+++ Stored records +++

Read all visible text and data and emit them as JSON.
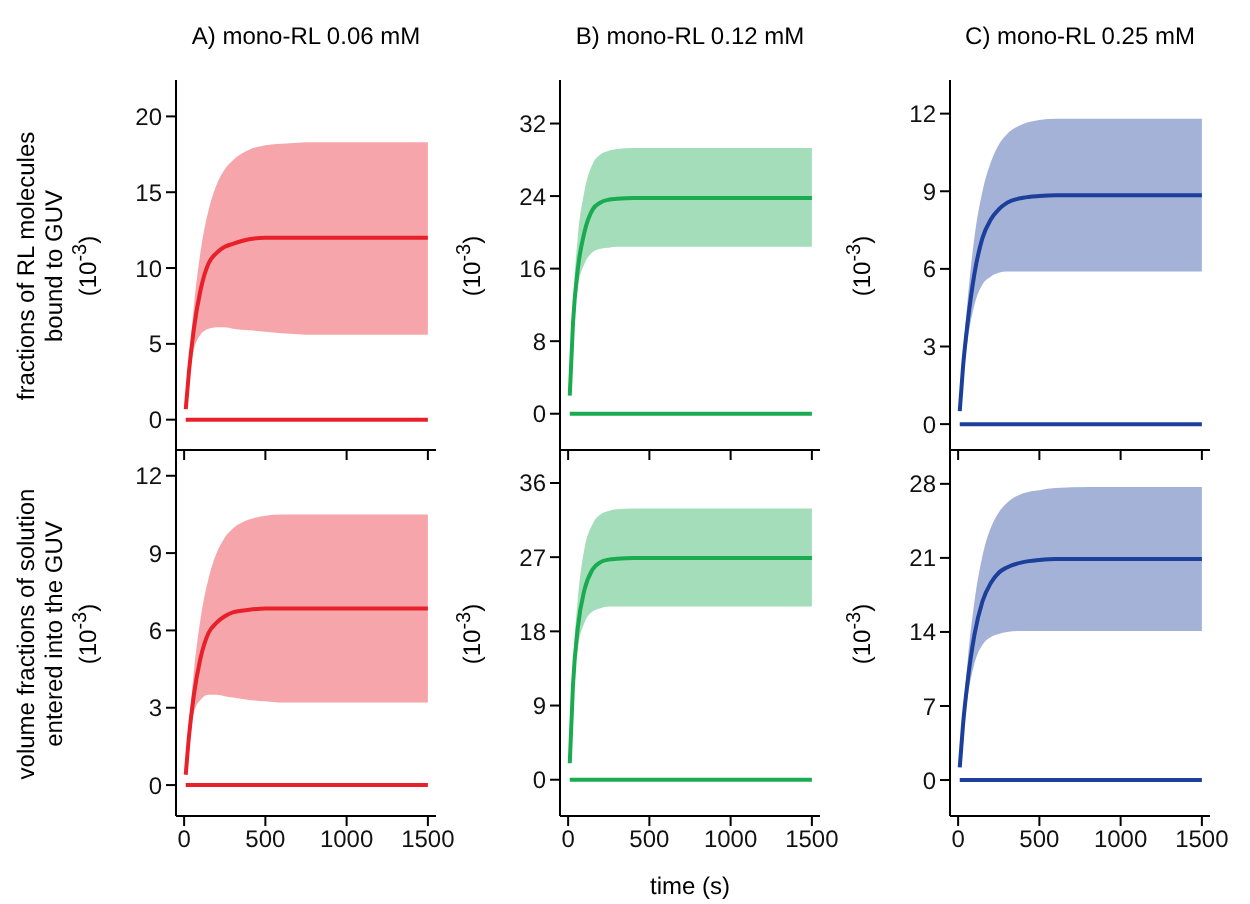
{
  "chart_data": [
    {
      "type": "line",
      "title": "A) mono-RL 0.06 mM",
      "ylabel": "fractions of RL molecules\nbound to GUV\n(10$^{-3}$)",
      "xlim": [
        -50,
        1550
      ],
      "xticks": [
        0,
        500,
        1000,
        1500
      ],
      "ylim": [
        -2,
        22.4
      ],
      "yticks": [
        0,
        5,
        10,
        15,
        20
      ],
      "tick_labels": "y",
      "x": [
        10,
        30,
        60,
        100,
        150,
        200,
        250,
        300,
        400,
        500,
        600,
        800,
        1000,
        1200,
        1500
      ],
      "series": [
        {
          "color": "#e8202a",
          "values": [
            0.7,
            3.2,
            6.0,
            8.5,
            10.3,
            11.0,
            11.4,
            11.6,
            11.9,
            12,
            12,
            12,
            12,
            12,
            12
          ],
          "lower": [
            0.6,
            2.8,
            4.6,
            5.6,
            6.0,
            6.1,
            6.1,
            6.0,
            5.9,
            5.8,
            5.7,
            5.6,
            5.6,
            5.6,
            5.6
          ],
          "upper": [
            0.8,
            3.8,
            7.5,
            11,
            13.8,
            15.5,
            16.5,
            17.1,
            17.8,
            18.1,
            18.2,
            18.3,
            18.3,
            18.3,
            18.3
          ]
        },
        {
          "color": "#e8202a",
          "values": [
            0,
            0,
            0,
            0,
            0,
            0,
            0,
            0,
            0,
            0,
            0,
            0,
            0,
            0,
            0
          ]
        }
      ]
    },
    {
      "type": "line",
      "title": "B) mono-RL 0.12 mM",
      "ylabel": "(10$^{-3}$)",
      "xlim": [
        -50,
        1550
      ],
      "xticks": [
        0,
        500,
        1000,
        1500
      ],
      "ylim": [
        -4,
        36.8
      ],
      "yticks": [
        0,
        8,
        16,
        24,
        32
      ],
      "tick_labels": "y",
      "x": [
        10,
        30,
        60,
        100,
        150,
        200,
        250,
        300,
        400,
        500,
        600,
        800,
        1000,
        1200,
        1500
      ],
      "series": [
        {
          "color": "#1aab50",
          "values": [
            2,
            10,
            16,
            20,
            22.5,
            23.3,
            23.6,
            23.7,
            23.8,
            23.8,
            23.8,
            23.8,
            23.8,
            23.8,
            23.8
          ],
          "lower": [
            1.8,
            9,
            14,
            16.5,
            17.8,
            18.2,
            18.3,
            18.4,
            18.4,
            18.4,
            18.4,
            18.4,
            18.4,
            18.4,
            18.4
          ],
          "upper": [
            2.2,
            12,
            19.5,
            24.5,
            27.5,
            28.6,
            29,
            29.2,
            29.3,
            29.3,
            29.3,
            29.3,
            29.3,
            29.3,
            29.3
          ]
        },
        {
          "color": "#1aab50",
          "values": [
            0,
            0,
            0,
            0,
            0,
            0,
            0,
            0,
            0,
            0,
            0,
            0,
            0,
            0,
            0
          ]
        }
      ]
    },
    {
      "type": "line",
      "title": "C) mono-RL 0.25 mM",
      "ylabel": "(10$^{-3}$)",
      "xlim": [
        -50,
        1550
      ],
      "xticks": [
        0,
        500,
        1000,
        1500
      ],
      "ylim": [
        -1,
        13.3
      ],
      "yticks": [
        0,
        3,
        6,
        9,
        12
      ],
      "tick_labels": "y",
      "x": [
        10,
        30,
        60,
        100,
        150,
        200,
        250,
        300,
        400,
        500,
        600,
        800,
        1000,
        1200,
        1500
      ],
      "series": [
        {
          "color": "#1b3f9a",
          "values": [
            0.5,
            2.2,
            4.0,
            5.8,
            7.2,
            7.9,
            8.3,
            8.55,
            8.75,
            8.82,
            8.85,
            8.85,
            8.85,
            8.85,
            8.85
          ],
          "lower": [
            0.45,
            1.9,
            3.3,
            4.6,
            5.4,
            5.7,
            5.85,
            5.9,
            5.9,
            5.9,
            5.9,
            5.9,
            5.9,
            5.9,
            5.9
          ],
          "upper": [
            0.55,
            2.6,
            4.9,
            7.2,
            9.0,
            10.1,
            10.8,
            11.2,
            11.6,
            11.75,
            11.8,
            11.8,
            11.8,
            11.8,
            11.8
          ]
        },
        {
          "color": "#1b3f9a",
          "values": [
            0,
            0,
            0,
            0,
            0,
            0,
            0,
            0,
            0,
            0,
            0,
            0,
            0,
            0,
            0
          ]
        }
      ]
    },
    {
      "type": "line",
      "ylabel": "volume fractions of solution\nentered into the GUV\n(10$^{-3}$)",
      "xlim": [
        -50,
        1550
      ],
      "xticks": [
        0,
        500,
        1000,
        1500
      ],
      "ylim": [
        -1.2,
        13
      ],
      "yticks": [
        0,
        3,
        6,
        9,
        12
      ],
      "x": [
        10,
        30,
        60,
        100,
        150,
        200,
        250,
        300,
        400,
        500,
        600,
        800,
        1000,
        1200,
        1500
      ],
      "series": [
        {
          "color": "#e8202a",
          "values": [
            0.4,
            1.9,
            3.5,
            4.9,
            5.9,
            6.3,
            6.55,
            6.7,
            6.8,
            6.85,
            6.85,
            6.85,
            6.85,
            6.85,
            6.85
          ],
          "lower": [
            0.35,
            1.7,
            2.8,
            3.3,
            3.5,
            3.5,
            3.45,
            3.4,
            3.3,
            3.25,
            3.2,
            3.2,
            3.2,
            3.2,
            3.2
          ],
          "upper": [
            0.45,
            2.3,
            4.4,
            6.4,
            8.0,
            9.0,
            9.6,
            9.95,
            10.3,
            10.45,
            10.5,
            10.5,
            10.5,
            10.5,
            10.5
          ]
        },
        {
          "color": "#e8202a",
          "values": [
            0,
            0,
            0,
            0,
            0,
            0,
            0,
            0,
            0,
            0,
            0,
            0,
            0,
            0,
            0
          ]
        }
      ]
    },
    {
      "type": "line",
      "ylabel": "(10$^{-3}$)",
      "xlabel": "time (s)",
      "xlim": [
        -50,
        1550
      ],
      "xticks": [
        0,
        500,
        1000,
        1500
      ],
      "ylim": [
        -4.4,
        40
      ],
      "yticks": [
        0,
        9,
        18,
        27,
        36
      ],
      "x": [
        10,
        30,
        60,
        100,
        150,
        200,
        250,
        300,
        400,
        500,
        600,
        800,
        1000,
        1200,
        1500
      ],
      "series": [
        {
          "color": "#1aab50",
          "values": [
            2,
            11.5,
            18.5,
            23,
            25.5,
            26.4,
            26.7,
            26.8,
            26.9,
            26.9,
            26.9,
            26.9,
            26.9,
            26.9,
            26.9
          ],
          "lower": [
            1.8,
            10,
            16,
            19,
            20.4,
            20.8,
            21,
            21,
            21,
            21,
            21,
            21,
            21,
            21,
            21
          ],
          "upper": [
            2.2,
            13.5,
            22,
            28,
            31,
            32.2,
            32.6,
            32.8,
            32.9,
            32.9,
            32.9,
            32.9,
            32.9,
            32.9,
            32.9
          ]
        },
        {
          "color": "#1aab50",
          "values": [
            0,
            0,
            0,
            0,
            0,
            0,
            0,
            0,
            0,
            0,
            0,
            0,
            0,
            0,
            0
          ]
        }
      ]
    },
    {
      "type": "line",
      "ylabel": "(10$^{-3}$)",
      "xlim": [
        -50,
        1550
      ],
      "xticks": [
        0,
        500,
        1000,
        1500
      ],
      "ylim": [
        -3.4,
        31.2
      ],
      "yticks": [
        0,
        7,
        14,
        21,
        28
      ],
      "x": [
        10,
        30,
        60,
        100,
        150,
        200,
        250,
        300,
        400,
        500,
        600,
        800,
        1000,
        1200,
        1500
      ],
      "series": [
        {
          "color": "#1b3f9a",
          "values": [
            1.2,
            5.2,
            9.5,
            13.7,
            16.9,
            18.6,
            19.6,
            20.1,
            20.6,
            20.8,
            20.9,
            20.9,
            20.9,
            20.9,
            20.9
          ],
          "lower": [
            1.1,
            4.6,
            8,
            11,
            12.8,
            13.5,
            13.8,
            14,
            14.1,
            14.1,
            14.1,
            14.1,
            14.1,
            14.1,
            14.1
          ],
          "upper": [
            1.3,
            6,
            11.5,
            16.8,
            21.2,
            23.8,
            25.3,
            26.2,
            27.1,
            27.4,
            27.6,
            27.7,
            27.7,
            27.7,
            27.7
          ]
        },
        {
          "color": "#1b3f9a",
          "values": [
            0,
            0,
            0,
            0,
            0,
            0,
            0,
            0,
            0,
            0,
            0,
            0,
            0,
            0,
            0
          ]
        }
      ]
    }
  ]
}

+++

Exercise requirements = Filter out every line that lacks the word "fractions", and copy the rest.

Result of this task =
      "ylabel": "fractions of RL molecules\nbound to GUV\n(10$^{-3}$)",
      "ylabel": "volume fractions of solution\nentered into the GUV\n(10$^{-3}$)",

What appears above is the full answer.